GOAL: Rewrite the lines from the start through the line containing "scroll-down (1124, 303, 1150, 316)", replacing "phase-badge" with "phase-indicator" and leaving everything else unchanged.

--- Begin EXERCISE MATERIAL ---

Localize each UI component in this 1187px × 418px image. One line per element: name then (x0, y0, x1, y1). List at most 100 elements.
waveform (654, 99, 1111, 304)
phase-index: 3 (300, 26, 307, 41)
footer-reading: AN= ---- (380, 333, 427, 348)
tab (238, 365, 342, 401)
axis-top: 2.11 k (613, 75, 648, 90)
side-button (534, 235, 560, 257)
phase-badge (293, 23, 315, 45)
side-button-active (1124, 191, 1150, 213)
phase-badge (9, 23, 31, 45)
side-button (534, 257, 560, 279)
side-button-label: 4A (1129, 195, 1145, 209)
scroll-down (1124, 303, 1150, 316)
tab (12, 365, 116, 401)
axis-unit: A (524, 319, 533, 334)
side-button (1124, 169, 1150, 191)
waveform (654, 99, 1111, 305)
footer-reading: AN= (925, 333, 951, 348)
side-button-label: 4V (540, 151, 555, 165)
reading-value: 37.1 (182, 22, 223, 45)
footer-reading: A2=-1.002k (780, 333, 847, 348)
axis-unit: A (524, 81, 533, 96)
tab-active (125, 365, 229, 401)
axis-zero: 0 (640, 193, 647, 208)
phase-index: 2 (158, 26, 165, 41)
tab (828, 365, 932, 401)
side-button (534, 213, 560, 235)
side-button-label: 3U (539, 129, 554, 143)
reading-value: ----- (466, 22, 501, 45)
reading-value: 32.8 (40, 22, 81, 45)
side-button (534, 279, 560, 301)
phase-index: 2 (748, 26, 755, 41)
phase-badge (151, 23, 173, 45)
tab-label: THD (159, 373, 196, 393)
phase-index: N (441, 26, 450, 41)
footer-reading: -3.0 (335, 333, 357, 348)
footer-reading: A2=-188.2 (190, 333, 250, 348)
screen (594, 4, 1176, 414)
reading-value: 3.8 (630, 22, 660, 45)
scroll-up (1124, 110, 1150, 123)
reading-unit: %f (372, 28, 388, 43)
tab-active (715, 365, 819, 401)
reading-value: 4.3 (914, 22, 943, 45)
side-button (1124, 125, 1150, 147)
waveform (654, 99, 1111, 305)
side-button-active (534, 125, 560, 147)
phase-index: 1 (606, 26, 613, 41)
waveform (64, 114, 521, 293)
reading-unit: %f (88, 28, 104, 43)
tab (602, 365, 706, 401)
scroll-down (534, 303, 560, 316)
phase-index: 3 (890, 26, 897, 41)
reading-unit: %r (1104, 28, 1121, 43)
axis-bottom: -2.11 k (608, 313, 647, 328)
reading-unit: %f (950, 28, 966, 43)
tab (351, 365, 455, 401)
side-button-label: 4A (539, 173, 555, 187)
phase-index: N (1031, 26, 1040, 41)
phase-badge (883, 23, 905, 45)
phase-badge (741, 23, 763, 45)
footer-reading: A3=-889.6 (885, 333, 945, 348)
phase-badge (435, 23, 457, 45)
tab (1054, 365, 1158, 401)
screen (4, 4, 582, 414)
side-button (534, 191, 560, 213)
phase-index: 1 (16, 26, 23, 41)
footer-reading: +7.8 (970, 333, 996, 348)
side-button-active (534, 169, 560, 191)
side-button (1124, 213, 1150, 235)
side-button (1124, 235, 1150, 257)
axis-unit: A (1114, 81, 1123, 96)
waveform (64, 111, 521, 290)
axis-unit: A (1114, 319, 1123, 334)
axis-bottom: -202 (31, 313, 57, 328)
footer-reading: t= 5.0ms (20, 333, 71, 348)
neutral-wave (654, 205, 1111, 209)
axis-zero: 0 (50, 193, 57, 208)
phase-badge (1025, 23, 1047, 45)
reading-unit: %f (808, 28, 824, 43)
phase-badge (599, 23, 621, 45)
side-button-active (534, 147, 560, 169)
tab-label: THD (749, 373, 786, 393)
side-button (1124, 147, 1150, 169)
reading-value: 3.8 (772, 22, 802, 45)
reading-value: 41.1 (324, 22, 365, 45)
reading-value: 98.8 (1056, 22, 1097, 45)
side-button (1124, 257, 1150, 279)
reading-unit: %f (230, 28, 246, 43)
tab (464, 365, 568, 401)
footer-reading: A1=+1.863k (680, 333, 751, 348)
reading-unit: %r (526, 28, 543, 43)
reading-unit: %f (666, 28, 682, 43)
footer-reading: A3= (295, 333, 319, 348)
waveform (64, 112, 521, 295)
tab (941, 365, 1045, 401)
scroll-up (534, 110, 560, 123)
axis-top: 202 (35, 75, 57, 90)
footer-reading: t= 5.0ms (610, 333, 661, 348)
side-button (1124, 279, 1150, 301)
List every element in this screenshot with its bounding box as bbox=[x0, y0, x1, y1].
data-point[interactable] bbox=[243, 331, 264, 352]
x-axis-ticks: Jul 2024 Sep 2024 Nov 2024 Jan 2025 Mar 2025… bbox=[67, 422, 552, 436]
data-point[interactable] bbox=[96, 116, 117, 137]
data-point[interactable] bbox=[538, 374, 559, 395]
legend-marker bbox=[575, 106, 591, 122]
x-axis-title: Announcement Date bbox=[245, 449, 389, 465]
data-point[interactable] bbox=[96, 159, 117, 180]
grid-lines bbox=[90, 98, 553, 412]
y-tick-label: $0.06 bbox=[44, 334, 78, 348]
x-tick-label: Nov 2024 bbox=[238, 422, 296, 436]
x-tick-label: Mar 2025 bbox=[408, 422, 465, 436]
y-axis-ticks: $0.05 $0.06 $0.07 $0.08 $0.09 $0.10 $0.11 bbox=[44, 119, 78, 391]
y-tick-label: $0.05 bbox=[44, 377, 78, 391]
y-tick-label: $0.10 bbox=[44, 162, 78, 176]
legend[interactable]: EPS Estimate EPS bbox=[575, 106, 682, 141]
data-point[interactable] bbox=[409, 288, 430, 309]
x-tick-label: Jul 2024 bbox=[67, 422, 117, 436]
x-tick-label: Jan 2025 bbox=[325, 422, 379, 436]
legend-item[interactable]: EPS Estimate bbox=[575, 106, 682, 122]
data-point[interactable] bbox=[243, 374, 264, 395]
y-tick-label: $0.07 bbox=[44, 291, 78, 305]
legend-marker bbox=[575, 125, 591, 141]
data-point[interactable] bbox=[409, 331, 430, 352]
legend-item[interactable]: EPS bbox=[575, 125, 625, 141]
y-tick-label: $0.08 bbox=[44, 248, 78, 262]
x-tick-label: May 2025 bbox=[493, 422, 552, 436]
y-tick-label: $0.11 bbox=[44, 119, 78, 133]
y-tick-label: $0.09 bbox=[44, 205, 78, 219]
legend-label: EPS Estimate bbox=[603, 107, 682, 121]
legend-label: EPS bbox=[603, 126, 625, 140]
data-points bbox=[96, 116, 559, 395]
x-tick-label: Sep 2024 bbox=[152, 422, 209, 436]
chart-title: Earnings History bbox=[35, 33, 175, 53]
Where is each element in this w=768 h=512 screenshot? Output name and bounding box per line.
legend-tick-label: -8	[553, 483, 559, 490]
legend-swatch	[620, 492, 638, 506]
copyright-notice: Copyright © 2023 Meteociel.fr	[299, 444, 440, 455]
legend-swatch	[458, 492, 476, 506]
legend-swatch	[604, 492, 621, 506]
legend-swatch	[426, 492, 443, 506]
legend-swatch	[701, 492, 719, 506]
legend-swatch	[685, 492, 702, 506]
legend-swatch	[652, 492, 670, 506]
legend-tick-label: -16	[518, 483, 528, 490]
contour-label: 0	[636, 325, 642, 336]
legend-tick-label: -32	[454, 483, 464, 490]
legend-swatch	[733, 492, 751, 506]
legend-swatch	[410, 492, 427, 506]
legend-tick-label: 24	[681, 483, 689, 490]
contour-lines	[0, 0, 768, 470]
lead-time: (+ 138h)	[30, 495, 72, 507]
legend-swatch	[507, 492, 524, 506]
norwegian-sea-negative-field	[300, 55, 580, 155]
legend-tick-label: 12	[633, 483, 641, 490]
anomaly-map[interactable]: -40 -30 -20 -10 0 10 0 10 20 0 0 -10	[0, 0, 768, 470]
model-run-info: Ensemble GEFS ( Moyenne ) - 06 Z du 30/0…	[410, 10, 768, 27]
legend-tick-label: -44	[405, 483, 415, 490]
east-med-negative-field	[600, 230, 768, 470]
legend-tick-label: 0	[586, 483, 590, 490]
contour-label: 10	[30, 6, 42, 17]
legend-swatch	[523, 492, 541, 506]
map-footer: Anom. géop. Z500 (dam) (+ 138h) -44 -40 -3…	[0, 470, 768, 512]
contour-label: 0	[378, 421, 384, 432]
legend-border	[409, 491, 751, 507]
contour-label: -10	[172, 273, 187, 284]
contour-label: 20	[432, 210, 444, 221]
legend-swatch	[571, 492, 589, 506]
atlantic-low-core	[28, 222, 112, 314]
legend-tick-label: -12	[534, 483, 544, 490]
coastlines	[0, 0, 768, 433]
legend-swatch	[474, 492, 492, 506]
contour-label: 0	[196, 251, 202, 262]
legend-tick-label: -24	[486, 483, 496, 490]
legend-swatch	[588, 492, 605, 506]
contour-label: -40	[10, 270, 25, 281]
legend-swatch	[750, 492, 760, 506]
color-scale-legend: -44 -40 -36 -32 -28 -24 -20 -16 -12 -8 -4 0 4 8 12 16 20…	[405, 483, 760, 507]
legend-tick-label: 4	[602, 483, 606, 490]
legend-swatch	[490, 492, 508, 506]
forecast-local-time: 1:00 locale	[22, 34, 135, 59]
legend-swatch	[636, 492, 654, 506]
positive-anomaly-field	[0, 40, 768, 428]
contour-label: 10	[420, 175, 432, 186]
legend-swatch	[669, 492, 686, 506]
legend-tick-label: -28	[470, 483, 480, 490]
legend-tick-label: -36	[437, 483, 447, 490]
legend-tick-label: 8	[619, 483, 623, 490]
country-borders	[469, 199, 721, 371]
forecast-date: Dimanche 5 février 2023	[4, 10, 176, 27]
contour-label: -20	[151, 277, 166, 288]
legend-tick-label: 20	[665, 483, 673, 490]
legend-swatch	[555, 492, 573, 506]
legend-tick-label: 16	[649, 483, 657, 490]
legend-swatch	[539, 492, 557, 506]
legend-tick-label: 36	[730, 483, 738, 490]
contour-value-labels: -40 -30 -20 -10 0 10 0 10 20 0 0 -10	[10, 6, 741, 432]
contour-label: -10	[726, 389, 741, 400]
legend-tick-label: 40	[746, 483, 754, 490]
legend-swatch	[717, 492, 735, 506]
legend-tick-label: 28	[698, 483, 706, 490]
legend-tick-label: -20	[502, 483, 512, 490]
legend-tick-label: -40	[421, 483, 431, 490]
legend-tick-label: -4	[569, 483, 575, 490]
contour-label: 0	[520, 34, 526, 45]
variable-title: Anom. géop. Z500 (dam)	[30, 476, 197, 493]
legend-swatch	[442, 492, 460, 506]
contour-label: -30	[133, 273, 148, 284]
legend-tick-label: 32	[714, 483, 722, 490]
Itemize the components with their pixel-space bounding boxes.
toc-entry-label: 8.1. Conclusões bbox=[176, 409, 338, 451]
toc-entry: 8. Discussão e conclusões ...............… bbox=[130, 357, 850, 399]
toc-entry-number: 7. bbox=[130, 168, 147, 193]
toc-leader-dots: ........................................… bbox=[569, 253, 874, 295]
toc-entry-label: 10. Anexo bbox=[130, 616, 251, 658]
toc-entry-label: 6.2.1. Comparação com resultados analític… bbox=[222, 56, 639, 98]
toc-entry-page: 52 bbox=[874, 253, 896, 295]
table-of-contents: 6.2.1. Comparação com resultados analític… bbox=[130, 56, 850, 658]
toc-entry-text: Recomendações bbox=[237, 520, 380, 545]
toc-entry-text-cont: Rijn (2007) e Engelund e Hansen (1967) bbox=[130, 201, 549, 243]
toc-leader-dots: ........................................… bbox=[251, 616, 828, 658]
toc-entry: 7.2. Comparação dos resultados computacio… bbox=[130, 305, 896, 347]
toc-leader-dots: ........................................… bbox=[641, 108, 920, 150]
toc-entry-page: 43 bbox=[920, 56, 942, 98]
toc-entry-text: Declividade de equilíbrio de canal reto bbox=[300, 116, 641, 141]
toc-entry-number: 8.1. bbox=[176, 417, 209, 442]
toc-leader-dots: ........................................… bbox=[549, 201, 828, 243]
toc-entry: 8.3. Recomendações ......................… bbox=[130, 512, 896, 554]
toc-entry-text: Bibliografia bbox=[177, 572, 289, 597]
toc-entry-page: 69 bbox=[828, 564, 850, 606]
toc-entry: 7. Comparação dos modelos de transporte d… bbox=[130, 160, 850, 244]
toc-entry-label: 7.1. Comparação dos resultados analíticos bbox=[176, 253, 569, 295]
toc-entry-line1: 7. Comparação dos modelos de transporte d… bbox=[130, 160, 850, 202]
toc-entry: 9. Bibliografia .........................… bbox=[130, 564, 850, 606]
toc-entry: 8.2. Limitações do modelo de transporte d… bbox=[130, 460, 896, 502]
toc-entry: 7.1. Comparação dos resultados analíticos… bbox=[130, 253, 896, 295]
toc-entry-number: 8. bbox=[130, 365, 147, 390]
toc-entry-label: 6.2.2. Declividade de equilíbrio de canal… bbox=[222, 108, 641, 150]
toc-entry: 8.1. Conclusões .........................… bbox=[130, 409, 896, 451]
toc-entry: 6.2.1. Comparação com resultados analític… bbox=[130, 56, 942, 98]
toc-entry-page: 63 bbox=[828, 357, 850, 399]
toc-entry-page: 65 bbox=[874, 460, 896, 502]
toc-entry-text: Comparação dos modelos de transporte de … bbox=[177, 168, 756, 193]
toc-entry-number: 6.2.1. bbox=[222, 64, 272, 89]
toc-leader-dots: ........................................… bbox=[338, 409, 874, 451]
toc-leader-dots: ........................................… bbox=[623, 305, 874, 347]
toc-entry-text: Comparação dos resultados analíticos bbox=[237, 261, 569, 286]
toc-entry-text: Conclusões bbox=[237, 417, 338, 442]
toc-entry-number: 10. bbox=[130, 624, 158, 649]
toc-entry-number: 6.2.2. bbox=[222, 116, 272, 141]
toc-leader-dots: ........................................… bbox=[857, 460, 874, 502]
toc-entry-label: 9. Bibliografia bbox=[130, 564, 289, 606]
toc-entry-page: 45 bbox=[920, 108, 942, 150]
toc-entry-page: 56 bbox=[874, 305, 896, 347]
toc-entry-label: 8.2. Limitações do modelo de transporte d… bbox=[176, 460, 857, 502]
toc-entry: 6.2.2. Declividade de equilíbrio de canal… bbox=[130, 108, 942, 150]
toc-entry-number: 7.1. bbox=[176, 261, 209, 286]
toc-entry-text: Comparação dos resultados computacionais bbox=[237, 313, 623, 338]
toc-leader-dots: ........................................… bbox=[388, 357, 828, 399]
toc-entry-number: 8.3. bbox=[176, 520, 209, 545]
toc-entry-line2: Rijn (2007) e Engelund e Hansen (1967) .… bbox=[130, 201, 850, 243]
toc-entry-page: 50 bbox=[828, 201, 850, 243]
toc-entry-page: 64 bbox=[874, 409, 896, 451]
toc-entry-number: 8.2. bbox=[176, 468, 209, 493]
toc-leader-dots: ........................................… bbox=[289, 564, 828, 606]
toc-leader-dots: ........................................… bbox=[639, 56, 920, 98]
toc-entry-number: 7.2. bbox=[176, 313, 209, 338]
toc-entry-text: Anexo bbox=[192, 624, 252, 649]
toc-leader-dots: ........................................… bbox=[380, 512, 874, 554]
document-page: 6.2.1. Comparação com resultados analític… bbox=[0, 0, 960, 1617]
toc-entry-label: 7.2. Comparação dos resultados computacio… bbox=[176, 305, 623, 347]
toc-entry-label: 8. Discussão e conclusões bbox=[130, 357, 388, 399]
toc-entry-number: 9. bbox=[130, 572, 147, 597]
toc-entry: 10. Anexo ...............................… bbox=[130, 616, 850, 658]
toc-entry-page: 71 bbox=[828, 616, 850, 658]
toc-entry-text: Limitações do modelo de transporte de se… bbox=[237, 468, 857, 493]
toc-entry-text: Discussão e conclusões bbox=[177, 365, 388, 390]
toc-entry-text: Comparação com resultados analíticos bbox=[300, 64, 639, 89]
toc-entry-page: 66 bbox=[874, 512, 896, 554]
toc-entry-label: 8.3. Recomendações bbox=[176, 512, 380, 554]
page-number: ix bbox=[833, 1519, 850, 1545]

--- End EXERCISE MATERIAL ---

RESPONSE BELOW:
Localize each UI component in this 1187px × 418px image. One line per element: name then (x0, y0, x1, y1). List at most 100 elements.
waveform (654, 99, 1111, 304)
phase-index: 3 (300, 26, 307, 41)
footer-reading: AN= ---- (380, 333, 427, 348)
tab (238, 365, 342, 401)
axis-top: 2.11 k (613, 75, 648, 90)
side-button (534, 235, 560, 257)
phase-indicator (293, 23, 315, 45)
side-button-active (1124, 191, 1150, 213)
phase-indicator (9, 23, 31, 45)
side-button (534, 257, 560, 279)
side-button-label: 4A (1129, 195, 1145, 209)
scroll-down (1124, 303, 1150, 316)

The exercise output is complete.